## Goal:
Give an exact copy of every line, leaving images out.

== == ==

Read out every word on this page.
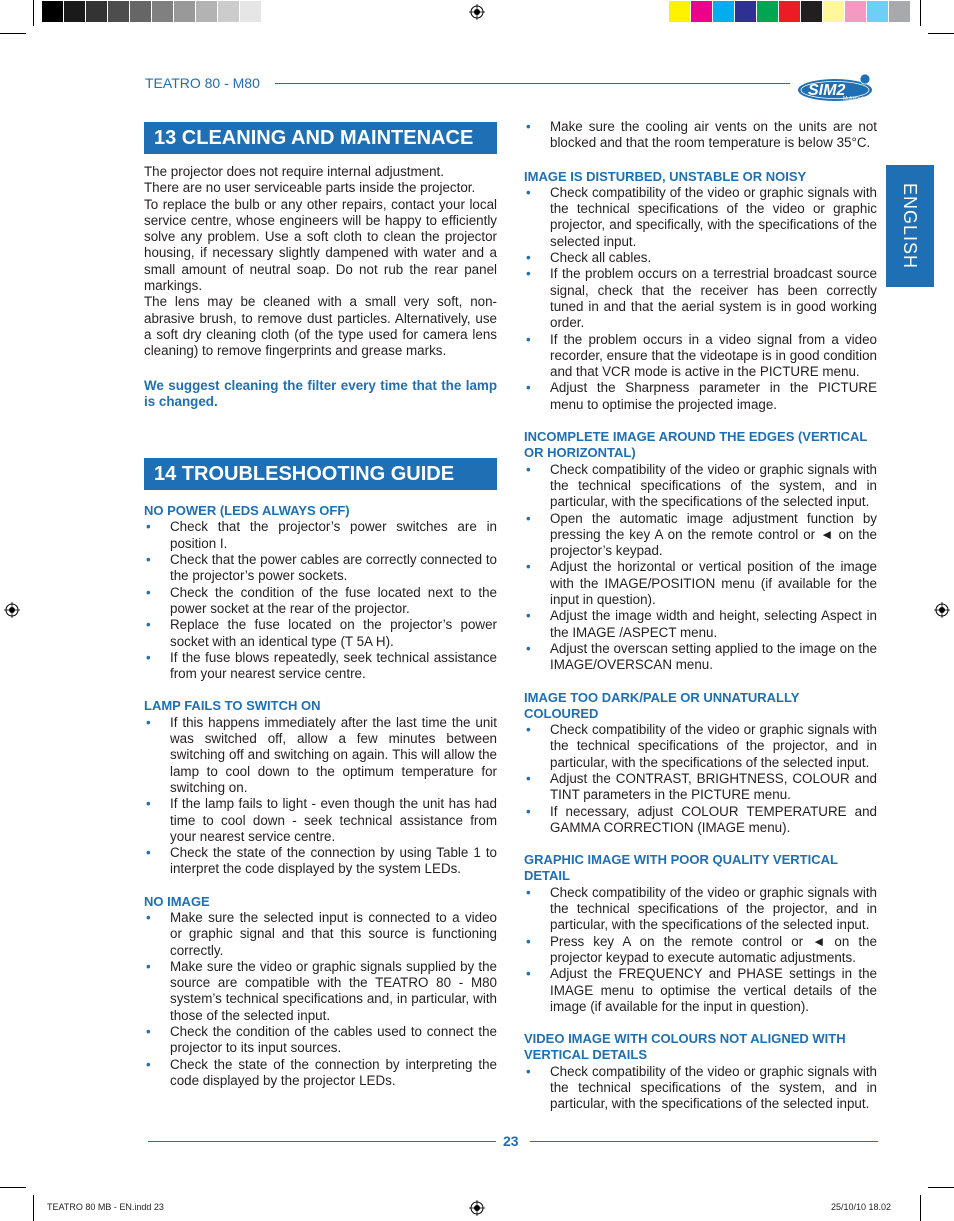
TEATRO 80 - M80	SIM2
Multimedia
ENGLISH
13 CLEANING AND MAINTENACE

The projector does not require internal adjustment.

There are no user serviceable parts inside the projector.

To replace the bulb or any other repairs, contact your local service centre, whose engineers will be happy to efficiently solve any problem. Use a soft cloth to clean the projector housing, if necessary slightly dampened with water and a small amount of neutral soap. Do not rub the rear panel markings.

The lens may be cleaned with a small very soft, non-abrasive brush, to remove dust particles. Alternatively, use a soft dry cleaning cloth (of the type used for camera lens cleaning) to remove fingerprints and grease marks.

We suggest cleaning the filter every time that the lamp is changed.

14 TROUBLESHOOTING GUIDE

NO POWER (LEDS ALWAYS OFF)

• Check that the projector’s power switches are in position I.
• Check that the power cables are correctly connected to the projector’s power sockets.
• Check the condition of the fuse located next to the power socket at the rear of the projector.
• Replace the fuse located on the projector’s power socket with an identical type (T 5A H).
• If the fuse blows repeatedly, seek technical assistance from your nearest service centre.

LAMP FAILS TO SWITCH ON

• If this happens immediately after the last time the unit was switched off, allow a few minutes between switching off and switching on again. This will allow the lamp to cool down to the optimum temperature for switching on.
• If the lamp fails to light - even though the unit has had time to cool down - seek technical assistance from your nearest service centre.
• Check the state of the connection by using Table 1 to interpret the code displayed by the system LEDs.

NO IMAGE

• Make sure the selected input is connected to a video or graphic signal and that this source is functioning correctly.
• Make sure the video or graphic signals supplied by the source are compatible with the TEATRO 80 - M80 system’s technical specifications and, in particular, with those of the selected input.
• Check the condition of the cables used to connect the projector to its input sources.
• Check the state of the connection by interpreting the code displayed by the projector LEDs.
• Make sure the cooling air vents on the units are not blocked and that the room temperature is below 35°C.

IMAGE IS DISTURBED, UNSTABLE OR NOISY

• Check compatibility of the video or graphic signals with the technical specifications of the video or graphic projector, and specifically, with the specifications of the selected input.
• Check all cables.
• If the problem occurs on a terrestrial broadcast source signal, check that the receiver has been correctly tuned in and that the aerial system is in good working order.
• If the problem occurs in a video signal from a video recorder, ensure that the videotape is in good condition and that VCR mode is active in the PICTURE menu.
• Adjust the Sharpness parameter in the PICTURE menu to optimise the projected image.

INCOMPLETE IMAGE AROUND THE EDGES (VERTICAL OR HORIZONTAL)

• Check compatibility of the video or graphic signals with the technical specifications of the system, and in particular, with the specifications of the selected input.
• Open the automatic image adjustment function by pressing the key A on the remote control or ◄ on the projector’s keypad.
• Adjust the horizontal or vertical position of the image with the IMAGE/POSITION menu (if available for the input in question).
• Adjust the image width and height, selecting Aspect in the IMAGE /ASPECT menu.
• Adjust the overscan setting applied to the image on the IMAGE/OVERSCAN menu.

IMAGE TOO DARK/PALE OR UNNATURALLY COLOURED

• Check compatibility of the video or graphic signals with the technical specifications of the projector, and in particular, with the specifications of the selected input.
• Adjust the CONTRAST, BRIGHTNESS, COLOUR and TINT parameters in the PICTURE menu.
• If necessary, adjust COLOUR TEMPERATURE and GAMMA CORRECTION (IMAGE menu).

GRAPHIC IMAGE WITH POOR QUALITY VERTICAL DETAIL

• Check compatibility of the video or graphic signals with the technical specifications of the projector, and in particular, with the specifications of the selected input.
• Press key A on the remote control or ◄ on the projector keypad to execute automatic adjustments.
• Adjust the FREQUENCY and PHASE settings in the IMAGE menu to optimise the vertical details of the image (if available for the input in question).

VIDEO IMAGE WITH COLOURS NOT ALIGNED WITH VERTICAL DETAILS

• Check compatibility of the video or graphic signals with the technical specifications of the system, and in particular, with the specifications of the selected input.
23
TEATRO 80 MB - EN.indd 23	25/10/10 18.02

== == ==

## Answer:
Read out every word on this page.
TEATRO 80 - M80	SIM2
Multimedia
ENGLISH
13 CLEANING AND MAINTENACE

The projector does not require internal adjustment.

There are no user serviceable parts inside the projector.

To replace the bulb or any other repairs, contact your local service centre, whose engineers will be happy to efficiently solve any problem. Use a soft cloth to clean the projector housing, if necessary slightly dampened with water and a small amount of neutral soap. Do not rub the rear panel markings.

The lens may be cleaned with a small very soft, non-abrasive brush, to remove dust particles. Alternatively, use a soft dry cleaning cloth (of the type used for camera lens cleaning) to remove fingerprints and grease marks.

We suggest cleaning the filter every time that the lamp is changed.

14 TROUBLESHOOTING GUIDE

NO POWER (LEDS ALWAYS OFF)

• Check that the projector’s power switches are in position I.
• Check that the power cables are correctly connected to the projector’s power sockets.
• Check the condition of the fuse located next to the power socket at the rear of the projector.
• Replace the fuse located on the projector’s power socket with an identical type (T 5A H).
• If the fuse blows repeatedly, seek technical assistance from your nearest service centre.

LAMP FAILS TO SWITCH ON

• If this happens immediately after the last time the unit was switched off, allow a few minutes between switching off and switching on again. This will allow the lamp to cool down to the optimum temperature for switching on.
• If the lamp fails to light - even though the unit has had time to cool down - seek technical assistance from your nearest service centre.
• Check the state of the connection by using Table 1 to interpret the code displayed by the system LEDs.

NO IMAGE

• Make sure the selected input is connected to a video or graphic signal and that this source is functioning correctly.
• Make sure the video or graphic signals supplied by the source are compatible with the TEATRO 80 - M80 system’s technical specifications and, in particular, with those of the selected input.
• Check the condition of the cables used to connect the projector to its input sources.
• Check the state of the connection by interpreting the code displayed by the projector LEDs.
• Make sure the cooling air vents on the units are not blocked and that the room temperature is below 35°C.

IMAGE IS DISTURBED, UNSTABLE OR NOISY

• Check compatibility of the video or graphic signals with the technical specifications of the video or graphic projector, and specifically, with the specifications of the selected input.
• Check all cables.
• If the problem occurs on a terrestrial broadcast source signal, check that the receiver has been correctly tuned in and that the aerial system is in good working order.
• If the problem occurs in a video signal from a video recorder, ensure that the videotape is in good condition and that VCR mode is active in the PICTURE menu.
• Adjust the Sharpness parameter in the PICTURE menu to optimise the projected image.

INCOMPLETE IMAGE AROUND THE EDGES (VERTICAL OR HORIZONTAL)

• Check compatibility of the video or graphic signals with the technical specifications of the system, and in particular, with the specifications of the selected input.
• Open the automatic image adjustment function by pressing the key A on the remote control or ◄ on the projector’s keypad.
• Adjust the horizontal or vertical position of the image with the IMAGE/POSITION menu (if available for the input in question).
• Adjust the image width and height, selecting Aspect in the IMAGE /ASPECT menu.
• Adjust the overscan setting applied to the image on the IMAGE/OVERSCAN menu.

IMAGE TOO DARK/PALE OR UNNATURALLY COLOURED

• Check compatibility of the video or graphic signals with the technical specifications of the projector, and in particular, with the specifications of the selected input.
• Adjust the CONTRAST, BRIGHTNESS, COLOUR and TINT parameters in the PICTURE menu.
• If necessary, adjust COLOUR TEMPERATURE and GAMMA CORRECTION (IMAGE menu).

GRAPHIC IMAGE WITH POOR QUALITY VERTICAL DETAIL

• Check compatibility of the video or graphic signals with the technical specifications of the projector, and in particular, with the specifications of the selected input.
• Press key A on the remote control or ◄ on the projector keypad to execute automatic adjustments.
• Adjust the FREQUENCY and PHASE settings in the IMAGE menu to optimise the vertical details of the image (if available for the input in question).

VIDEO IMAGE WITH COLOURS NOT ALIGNED WITH VERTICAL DETAILS

• Check compatibility of the video or graphic signals with the technical specifications of the system, and in particular, with the specifications of the selected input.
23
TEATRO 80 MB - EN.indd 23	25/10/10 18.02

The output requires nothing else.